WHAT YOU SHOULD DO: Repeat each entry word for word. Leave any images out of the copy.

Dataset excerpt:
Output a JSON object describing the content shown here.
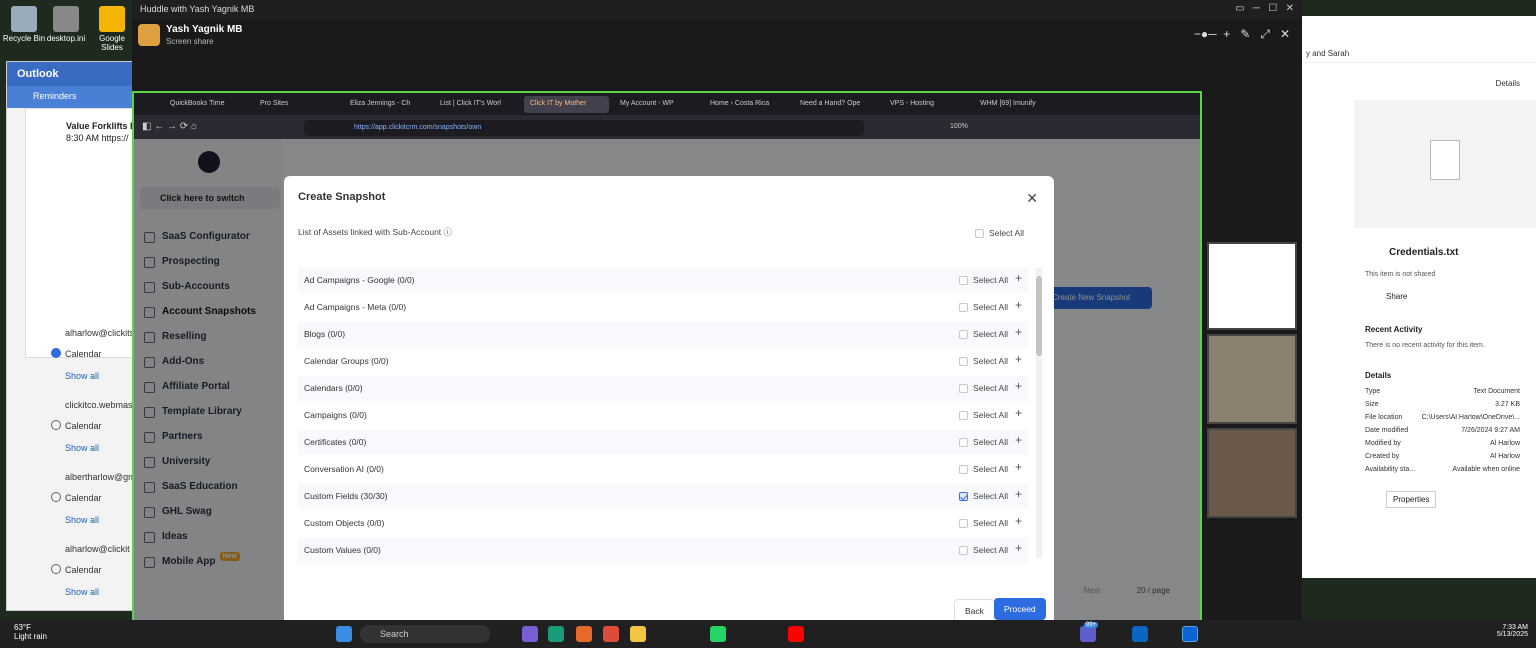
{
  "desktop": {
    "icons": [
      "Recycle Bin",
      "desktop.ini",
      "Google Slides"
    ]
  },
  "outlook": {
    "title": "Outlook",
    "reminders": "Reminders",
    "event_title": "Value Forklifts Bi-",
    "event_time": "8:30 AM  https://",
    "accounts": [
      {
        "name": "alharlow@clickits",
        "cal": "Calendar",
        "show": "Show all",
        "checked": true
      },
      {
        "name": "clickitco.webmast",
        "cal": "Calendar",
        "show": "Show all",
        "checked": false
      },
      {
        "name": "albertharlow@gm",
        "cal": "Calendar",
        "show": "Show all",
        "checked": false
      },
      {
        "name": "alharlow@clickit",
        "cal": "Calendar",
        "show": "Show all",
        "checked": false
      }
    ]
  },
  "huddle": {
    "title": "Huddle with Yash Yagnik MB",
    "user": "Yash Yagnik MB",
    "status": "Screen share"
  },
  "browser": {
    "tabs": [
      "QuickBooks Time",
      "Pro Sites",
      "Eliza Jennings - Ch",
      "List | Click IT's Worl",
      "Click IT by Mother",
      "My Account - WP",
      "Home › Costa Rica",
      "Need a Hand? Ope",
      "VPS - Hosting",
      "WHM [69] Imunify"
    ],
    "url": "https://app.clickitcrm.com/snapshots/own",
    "zoom": "100%"
  },
  "app": {
    "switch": "Click here to switch",
    "nav": [
      "SaaS Configurator",
      "Prospecting",
      "Sub-Accounts",
      "Account Snapshots",
      "Reselling",
      "Add-Ons",
      "Affiliate Portal",
      "Template Library",
      "Partners",
      "University",
      "SaaS Education",
      "GHL Swag",
      "Ideas",
      "Mobile App"
    ],
    "new_badge": "New",
    "create_btn": "Create New Snapshot",
    "pagination": {
      "next": "Next",
      "per_page": "20 / page"
    }
  },
  "modal": {
    "title": "Create Snapshot",
    "subtitle": "List of Assets linked with Sub-Account",
    "select_all": "Select All",
    "rows": [
      {
        "label": "Ad Campaigns - Google (0/0)",
        "checked": false
      },
      {
        "label": "Ad Campaigns - Meta (0/0)",
        "checked": false
      },
      {
        "label": "Blogs (0/0)",
        "checked": false
      },
      {
        "label": "Calendar Groups (0/0)",
        "checked": false
      },
      {
        "label": "Calendars (0/0)",
        "checked": false
      },
      {
        "label": "Campaigns (0/0)",
        "checked": false
      },
      {
        "label": "Certificates (0/0)",
        "checked": false
      },
      {
        "label": "Conversation AI (0/0)",
        "checked": false
      },
      {
        "label": "Custom Fields (30/30)",
        "checked": true
      },
      {
        "label": "Custom Objects (0/0)",
        "checked": false
      },
      {
        "label": "Custom Values (0/0)",
        "checked": false
      }
    ],
    "back": "Back",
    "proceed": "Proceed"
  },
  "files": {
    "header": "y and Sarah",
    "details": "Details",
    "filename": "Credentials.txt",
    "not_shared": "This item is not shared",
    "share": "Share",
    "recent": "Recent Activity",
    "no_recent": "There is no recent activity for this item.",
    "details_title": "Details",
    "props": [
      [
        "Type",
        "Text Document"
      ],
      [
        "Size",
        "3.27 KB"
      ],
      [
        "File location",
        "C:\\Users\\Al Harlow\\OneDrive\\..."
      ],
      [
        "Date modified",
        "7/26/2024 9:27 AM"
      ],
      [
        "Modified by",
        "Al Harlow"
      ],
      [
        "Created by",
        "Al Harlow"
      ],
      [
        "Availability sta...",
        "Available when online"
      ]
    ],
    "properties": "Properties"
  },
  "taskbar": {
    "temp": "63°F",
    "weather": "Light rain",
    "search": "Search",
    "badge_count": "99+",
    "time": "7:33 AM",
    "date": "5/13/2025"
  },
  "colors": {
    "accent": "#2c6be0",
    "green_border": "#5ad54a"
  }
}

ANSWER TO THE TASK:
Output a JSON object describing the content shown here.
{
  "desktop": {
    "icons": [
      "Recycle Bin",
      "desktop.ini",
      "Google Slides"
    ]
  },
  "outlook": {
    "title": "Outlook",
    "reminders": "Reminders",
    "event_title": "Value Forklifts Bi-",
    "event_time": "8:30 AM  https://",
    "accounts": [
      {
        "name": "alharlow@clickits",
        "cal": "Calendar",
        "show": "Show all",
        "checked": true
      },
      {
        "name": "clickitco.webmast",
        "cal": "Calendar",
        "show": "Show all",
        "checked": false
      },
      {
        "name": "albertharlow@gm",
        "cal": "Calendar",
        "show": "Show all",
        "checked": false
      },
      {
        "name": "alharlow@clickit",
        "cal": "Calendar",
        "show": "Show all",
        "checked": false
      }
    ]
  },
  "huddle": {
    "title": "Huddle with Yash Yagnik MB",
    "user": "Yash Yagnik MB",
    "status": "Screen share"
  },
  "browser": {
    "tabs": [
      "QuickBooks Time",
      "Pro Sites",
      "Eliza Jennings - Ch",
      "List | Click IT's Worl",
      "Click IT by Mother",
      "My Account - WP",
      "Home › Costa Rica",
      "Need a Hand? Ope",
      "VPS - Hosting",
      "WHM [69] Imunify"
    ],
    "url": "https://app.clickitcrm.com/snapshots/own",
    "zoom": "100%"
  },
  "app": {
    "switch": "Click here to switch",
    "nav": [
      "SaaS Configurator",
      "Prospecting",
      "Sub-Accounts",
      "Account Snapshots",
      "Reselling",
      "Add-Ons",
      "Affiliate Portal",
      "Template Library",
      "Partners",
      "University",
      "SaaS Education",
      "GHL Swag",
      "Ideas",
      "Mobile App"
    ],
    "new_badge": "New",
    "create_btn": "Create New Snapshot",
    "pagination": {
      "next": "Next",
      "per_page": "20 / page"
    }
  },
  "modal": {
    "title": "Create Snapshot",
    "subtitle": "List of Assets linked with Sub-Account",
    "select_all": "Select All",
    "rows": [
      {
        "label": "Ad Campaigns - Google (0/0)",
        "checked": false
      },
      {
        "label": "Ad Campaigns - Meta (0/0)",
        "checked": false
      },
      {
        "label": "Blogs (0/0)",
        "checked": false
      },
      {
        "label": "Calendar Groups (0/0)",
        "checked": false
      },
      {
        "label": "Calendars (0/0)",
        "checked": false
      },
      {
        "label": "Campaigns (0/0)",
        "checked": false
      },
      {
        "label": "Certificates (0/0)",
        "checked": false
      },
      {
        "label": "Conversation AI (0/0)",
        "checked": false
      },
      {
        "label": "Custom Fields (30/30)",
        "checked": true
      },
      {
        "label": "Custom Objects (0/0)",
        "checked": false
      },
      {
        "label": "Custom Values (0/0)",
        "checked": false
      }
    ],
    "back": "Back",
    "proceed": "Proceed"
  },
  "files": {
    "header": "y and Sarah",
    "details": "Details",
    "filename": "Credentials.txt",
    "not_shared": "This item is not shared",
    "share": "Share",
    "recent": "Recent Activity",
    "no_recent": "There is no recent activity for this item.",
    "details_title": "Details",
    "props": [
      [
        "Type",
        "Text Document"
      ],
      [
        "Size",
        "3.27 KB"
      ],
      [
        "File location",
        "C:\\Users\\Al Harlow\\OneDrive\\..."
      ],
      [
        "Date modified",
        "7/26/2024 9:27 AM"
      ],
      [
        "Modified by",
        "Al Harlow"
      ],
      [
        "Created by",
        "Al Harlow"
      ],
      [
        "Availability sta...",
        "Available when online"
      ]
    ],
    "properties": "Properties"
  },
  "taskbar": {
    "temp": "63°F",
    "weather": "Light rain",
    "search": "Search",
    "badge_count": "99+",
    "time": "7:33 AM",
    "date": "5/13/2025"
  },
  "colors": {
    "accent": "#2c6be0",
    "green_border": "#5ad54a"
  }
}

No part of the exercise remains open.